The exercise
Images do not belong in the copy. Retype all the entries below exactly.

Exercise input
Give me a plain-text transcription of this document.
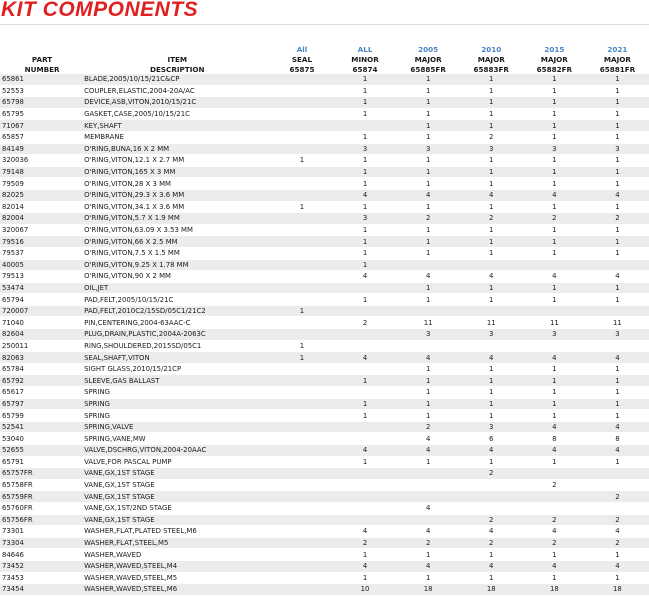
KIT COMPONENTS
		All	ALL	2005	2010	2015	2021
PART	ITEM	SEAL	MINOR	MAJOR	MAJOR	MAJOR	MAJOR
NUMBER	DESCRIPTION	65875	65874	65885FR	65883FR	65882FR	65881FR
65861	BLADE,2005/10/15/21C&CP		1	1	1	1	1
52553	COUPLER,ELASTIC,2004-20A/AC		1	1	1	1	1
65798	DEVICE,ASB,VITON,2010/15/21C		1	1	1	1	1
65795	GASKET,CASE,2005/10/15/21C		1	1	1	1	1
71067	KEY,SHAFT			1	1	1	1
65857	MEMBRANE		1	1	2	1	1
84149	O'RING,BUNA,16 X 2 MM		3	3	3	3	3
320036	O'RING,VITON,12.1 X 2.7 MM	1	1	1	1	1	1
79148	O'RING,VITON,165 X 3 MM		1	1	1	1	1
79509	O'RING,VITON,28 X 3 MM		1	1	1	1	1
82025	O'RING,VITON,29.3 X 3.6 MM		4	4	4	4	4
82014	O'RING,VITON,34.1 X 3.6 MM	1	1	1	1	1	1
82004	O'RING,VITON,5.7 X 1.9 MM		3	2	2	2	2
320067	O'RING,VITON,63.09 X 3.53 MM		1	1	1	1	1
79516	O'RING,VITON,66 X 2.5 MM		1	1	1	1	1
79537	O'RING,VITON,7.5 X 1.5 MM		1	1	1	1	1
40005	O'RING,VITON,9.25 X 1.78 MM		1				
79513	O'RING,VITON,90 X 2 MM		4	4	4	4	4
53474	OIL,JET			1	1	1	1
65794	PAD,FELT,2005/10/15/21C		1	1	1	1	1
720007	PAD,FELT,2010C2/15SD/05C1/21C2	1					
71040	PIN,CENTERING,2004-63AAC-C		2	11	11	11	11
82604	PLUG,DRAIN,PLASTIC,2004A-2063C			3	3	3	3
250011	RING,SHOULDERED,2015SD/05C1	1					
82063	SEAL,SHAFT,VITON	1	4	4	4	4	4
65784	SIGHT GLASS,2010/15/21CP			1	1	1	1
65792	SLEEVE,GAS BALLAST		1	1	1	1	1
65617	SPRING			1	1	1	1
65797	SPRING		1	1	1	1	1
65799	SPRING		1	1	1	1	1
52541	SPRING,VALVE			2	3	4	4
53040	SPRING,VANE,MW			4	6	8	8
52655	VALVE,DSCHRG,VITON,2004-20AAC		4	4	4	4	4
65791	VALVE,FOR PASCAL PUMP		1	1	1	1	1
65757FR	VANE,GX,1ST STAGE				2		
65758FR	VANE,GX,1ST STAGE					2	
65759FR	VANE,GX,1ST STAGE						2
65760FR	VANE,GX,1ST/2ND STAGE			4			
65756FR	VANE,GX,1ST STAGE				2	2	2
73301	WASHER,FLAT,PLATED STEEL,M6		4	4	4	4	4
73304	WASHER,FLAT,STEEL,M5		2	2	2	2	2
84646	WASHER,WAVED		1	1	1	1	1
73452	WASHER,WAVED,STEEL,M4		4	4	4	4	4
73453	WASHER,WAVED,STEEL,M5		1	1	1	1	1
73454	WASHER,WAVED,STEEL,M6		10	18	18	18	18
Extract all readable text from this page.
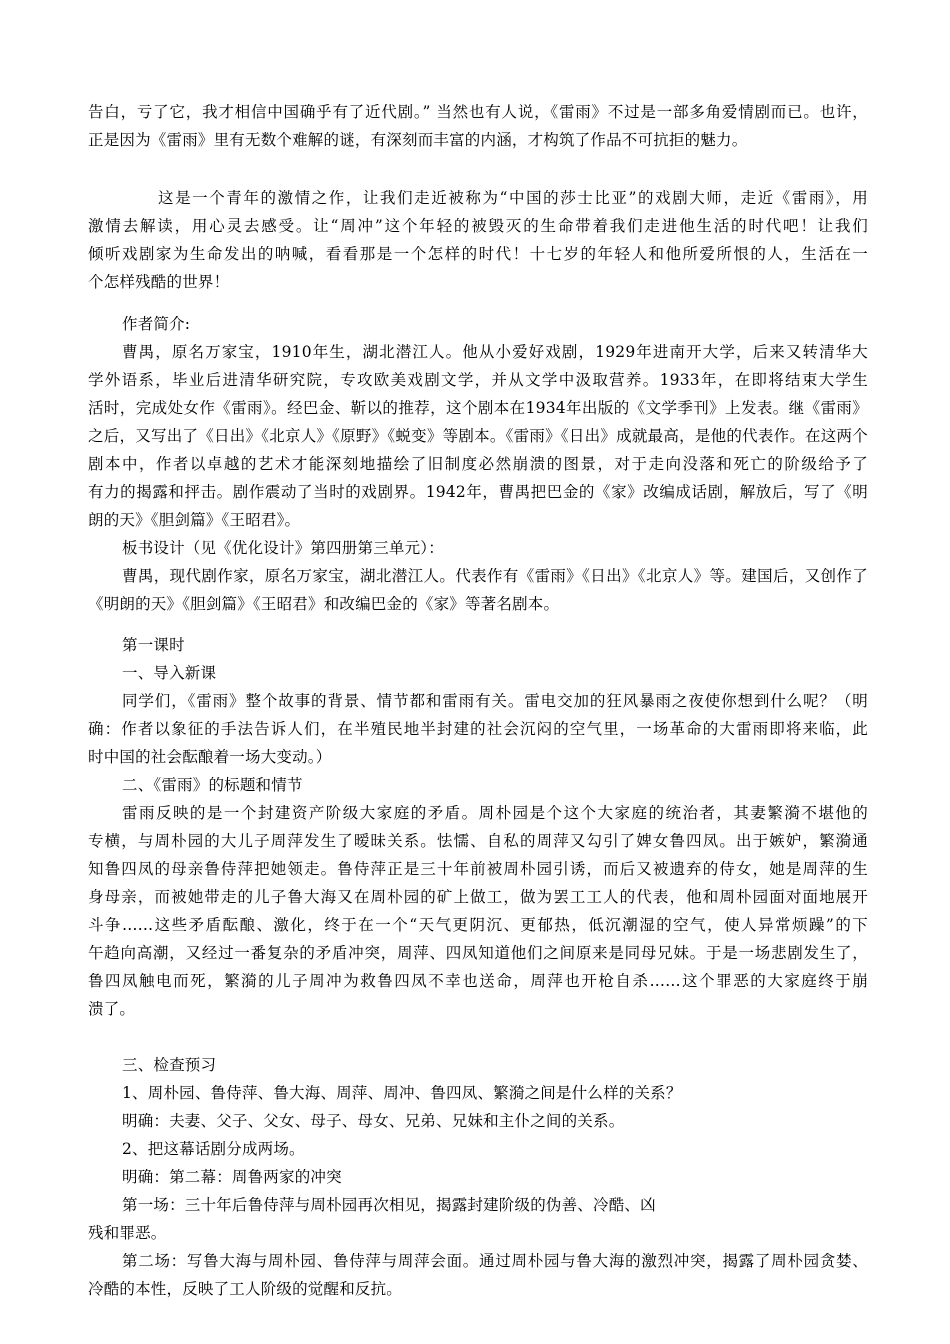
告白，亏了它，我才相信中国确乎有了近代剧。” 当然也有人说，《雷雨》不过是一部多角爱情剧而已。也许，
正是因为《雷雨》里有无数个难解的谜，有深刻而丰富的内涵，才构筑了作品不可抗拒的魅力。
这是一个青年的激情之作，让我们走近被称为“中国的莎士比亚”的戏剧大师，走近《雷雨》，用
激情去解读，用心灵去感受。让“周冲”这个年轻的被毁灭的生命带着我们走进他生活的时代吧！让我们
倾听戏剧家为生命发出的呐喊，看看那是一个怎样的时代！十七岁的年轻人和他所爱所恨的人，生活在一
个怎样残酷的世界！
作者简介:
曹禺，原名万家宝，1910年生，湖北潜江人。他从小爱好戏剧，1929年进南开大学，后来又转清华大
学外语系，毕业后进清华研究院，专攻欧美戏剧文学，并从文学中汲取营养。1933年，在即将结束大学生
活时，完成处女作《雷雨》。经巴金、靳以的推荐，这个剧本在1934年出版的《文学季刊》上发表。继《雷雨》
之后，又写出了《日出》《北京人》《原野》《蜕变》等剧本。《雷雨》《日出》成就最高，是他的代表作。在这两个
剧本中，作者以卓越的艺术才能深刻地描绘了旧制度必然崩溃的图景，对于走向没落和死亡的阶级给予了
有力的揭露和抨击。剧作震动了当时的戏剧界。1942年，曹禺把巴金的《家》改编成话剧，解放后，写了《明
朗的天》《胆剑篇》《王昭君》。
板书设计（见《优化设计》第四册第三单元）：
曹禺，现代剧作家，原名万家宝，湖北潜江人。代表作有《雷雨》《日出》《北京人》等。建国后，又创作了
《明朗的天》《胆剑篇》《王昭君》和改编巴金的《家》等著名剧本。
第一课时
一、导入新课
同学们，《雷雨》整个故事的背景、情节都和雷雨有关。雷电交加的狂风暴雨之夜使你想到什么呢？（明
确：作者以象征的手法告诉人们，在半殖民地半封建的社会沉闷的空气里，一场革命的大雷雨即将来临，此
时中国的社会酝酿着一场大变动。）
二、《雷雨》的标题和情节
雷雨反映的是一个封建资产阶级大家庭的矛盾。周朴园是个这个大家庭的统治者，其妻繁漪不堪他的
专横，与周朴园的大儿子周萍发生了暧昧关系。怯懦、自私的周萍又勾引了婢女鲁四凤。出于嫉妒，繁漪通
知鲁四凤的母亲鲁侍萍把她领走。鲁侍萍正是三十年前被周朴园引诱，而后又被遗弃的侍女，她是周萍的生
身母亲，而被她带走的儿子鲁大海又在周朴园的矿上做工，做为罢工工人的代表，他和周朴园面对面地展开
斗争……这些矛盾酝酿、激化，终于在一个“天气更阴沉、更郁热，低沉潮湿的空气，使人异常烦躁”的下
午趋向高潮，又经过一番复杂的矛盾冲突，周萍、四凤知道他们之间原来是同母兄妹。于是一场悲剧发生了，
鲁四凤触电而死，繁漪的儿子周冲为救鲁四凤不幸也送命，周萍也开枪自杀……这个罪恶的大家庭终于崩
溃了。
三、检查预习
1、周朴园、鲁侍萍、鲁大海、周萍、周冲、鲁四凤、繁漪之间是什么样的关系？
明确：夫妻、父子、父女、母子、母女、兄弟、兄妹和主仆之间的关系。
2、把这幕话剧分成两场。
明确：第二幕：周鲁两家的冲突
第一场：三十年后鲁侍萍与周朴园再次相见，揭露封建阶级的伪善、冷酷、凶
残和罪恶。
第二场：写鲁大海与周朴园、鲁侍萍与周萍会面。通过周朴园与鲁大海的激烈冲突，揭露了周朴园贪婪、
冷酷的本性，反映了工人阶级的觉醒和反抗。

Solution for this task
Give me a plain-text transcription of this document.
KIT COMPONENTS
		All	ALL	2005	2010	2015	2021
PART	ITEM	SEAL	MINOR	MAJOR	MAJOR	MAJOR	MAJOR
NUMBER	DESCRIPTION	65875	65874	65885FR	65883FR	65882FR	65881FR
65861	BLADE,2005/10/15/21C&CP		1	1	1	1	1
52553	COUPLER,ELASTIC,2004-20A/AC		1	1	1	1	1
65798	DEVICE,ASB,VITON,2010/15/21C		1	1	1	1	1
65795	GASKET,CASE,2005/10/15/21C		1	1	1	1	1
71067	KEY,SHAFT			1	1	1	1
65857	MEMBRANE		1	1	2	1	1
84149	O'RING,BUNA,16 X 2 MM		3	3	3	3	3
320036	O'RING,VITON,12.1 X 2.7 MM	1	1	1	1	1	1
79148	O'RING,VITON,165 X 3 MM		1	1	1	1	1
79509	O'RING,VITON,28 X 3 MM		1	1	1	1	1
82025	O'RING,VITON,29.3 X 3.6 MM		4	4	4	4	4
82014	O'RING,VITON,34.1 X 3.6 MM	1	1	1	1	1	1
82004	O'RING,VITON,5.7 X 1.9 MM		3	2	2	2	2
320067	O'RING,VITON,63.09 X 3.53 MM		1	1	1	1	1
79516	O'RING,VITON,66 X 2.5 MM		1	1	1	1	1
79537	O'RING,VITON,7.5 X 1.5 MM		1	1	1	1	1
40005	O'RING,VITON,9.25 X 1.78 MM		1				
79513	O'RING,VITON,90 X 2 MM		4	4	4	4	4
53474	OIL,JET			1	1	1	1
65794	PAD,FELT,2005/10/15/21C		1	1	1	1	1
720007	PAD,FELT,2010C2/15SD/05C1/21C2	1					
71040	PIN,CENTERING,2004-63AAC-C		2	11	11	11	11
82604	PLUG,DRAIN,PLASTIC,2004A-2063C			3	3	3	3
250011	RING,SHOULDERED,2015SD/05C1	1					
82063	SEAL,SHAFT,VITON	1	4	4	4	4	4
65784	SIGHT GLASS,2010/15/21CP			1	1	1	1
65792	SLEEVE,GAS BALLAST		1	1	1	1	1
65617	SPRING			1	1	1	1
65797	SPRING		1	1	1	1	1
65799	SPRING		1	1	1	1	1
52541	SPRING,VALVE			2	3	4	4
53040	SPRING,VANE,MW			4	6	8	8
52655	VALVE,DSCHRG,VITON,2004-20AAC		4	4	4	4	4
65791	VALVE,FOR PASCAL PUMP		1	1	1	1	1
65757FR	VANE,GX,1ST STAGE				2		
65758FR	VANE,GX,1ST STAGE					2	
65759FR	VANE,GX,1ST STAGE						2
65760FR	VANE,GX,1ST/2ND STAGE			4			
65756FR	VANE,GX,1ST STAGE				2	2	2
73301	WASHER,FLAT,PLATED STEEL,M6		4	4	4	4	4
73304	WASHER,FLAT,STEEL,M5		2	2	2	2	2
84646	WASHER,WAVED		1	1	1	1	1
73452	WASHER,WAVED,STEEL,M4		4	4	4	4	4
73453	WASHER,WAVED,STEEL,M5		1	1	1	1	1
73454	WASHER,WAVED,STEEL,M6		10	18	18	18	18
Extract all readable text from this page.
告白，亏了它，我才相信中国确乎有了近代剧。” 当然也有人说，《雷雨》不过是一部多角爱情剧而已。也许，
正是因为《雷雨》里有无数个难解的谜，有深刻而丰富的内涵，才构筑了作品不可抗拒的魅力。
这是一个青年的激情之作，让我们走近被称为“中国的莎士比亚”的戏剧大师，走近《雷雨》，用
激情去解读，用心灵去感受。让“周冲”这个年轻的被毁灭的生命带着我们走进他生活的时代吧！让我们
倾听戏剧家为生命发出的呐喊，看看那是一个怎样的时代！十七岁的年轻人和他所爱所恨的人，生活在一
个怎样残酷的世界！
作者简介:
曹禺，原名万家宝，1910年生，湖北潜江人。他从小爱好戏剧，1929年进南开大学，后来又转清华大
学外语系，毕业后进清华研究院，专攻欧美戏剧文学，并从文学中汲取营养。1933年，在即将结束大学生
活时，完成处女作《雷雨》。经巴金、靳以的推荐，这个剧本在1934年出版的《文学季刊》上发表。继《雷雨》
之后，又写出了《日出》《北京人》《原野》《蜕变》等剧本。《雷雨》《日出》成就最高，是他的代表作。在这两个
剧本中，作者以卓越的艺术才能深刻地描绘了旧制度必然崩溃的图景，对于走向没落和死亡的阶级给予了
有力的揭露和抨击。剧作震动了当时的戏剧界。1942年，曹禺把巴金的《家》改编成话剧，解放后，写了《明
朗的天》《胆剑篇》《王昭君》。
板书设计（见《优化设计》第四册第三单元）：
曹禺，现代剧作家，原名万家宝，湖北潜江人。代表作有《雷雨》《日出》《北京人》等。建国后，又创作了
《明朗的天》《胆剑篇》《王昭君》和改编巴金的《家》等著名剧本。
第一课时
一、导入新课
同学们，《雷雨》整个故事的背景、情节都和雷雨有关。雷电交加的狂风暴雨之夜使你想到什么呢？（明
确：作者以象征的手法告诉人们，在半殖民地半封建的社会沉闷的空气里，一场革命的大雷雨即将来临，此
时中国的社会酝酿着一场大变动。）
二、《雷雨》的标题和情节
雷雨反映的是一个封建资产阶级大家庭的矛盾。周朴园是个这个大家庭的统治者，其妻繁漪不堪他的
专横，与周朴园的大儿子周萍发生了暧昧关系。怯懦、自私的周萍又勾引了婢女鲁四凤。出于嫉妒，繁漪通
知鲁四凤的母亲鲁侍萍把她领走。鲁侍萍正是三十年前被周朴园引诱，而后又被遗弃的侍女，她是周萍的生
身母亲，而被她带走的儿子鲁大海又在周朴园的矿上做工，做为罢工工人的代表，他和周朴园面对面地展开
斗争……这些矛盾酝酿、激化，终于在一个“天气更阴沉、更郁热，低沉潮湿的空气，使人异常烦躁”的下
午趋向高潮，又经过一番复杂的矛盾冲突，周萍、四凤知道他们之间原来是同母兄妹。于是一场悲剧发生了，
鲁四凤触电而死，繁漪的儿子周冲为救鲁四凤不幸也送命，周萍也开枪自杀……这个罪恶的大家庭终于崩
溃了。
三、检查预习
1、周朴园、鲁侍萍、鲁大海、周萍、周冲、鲁四凤、繁漪之间是什么样的关系？
明确：夫妻、父子、父女、母子、母女、兄弟、兄妹和主仆之间的关系。
2、把这幕话剧分成两场。
明确：第二幕：周鲁两家的冲突
第一场：三十年后鲁侍萍与周朴园再次相见，揭露封建阶级的伪善、冷酷、凶
残和罪恶。
第二场：写鲁大海与周朴园、鲁侍萍与周萍会面。通过周朴园与鲁大海的激烈冲突，揭露了周朴园贪婪、
冷酷的本性，反映了工人阶级的觉醒和反抗。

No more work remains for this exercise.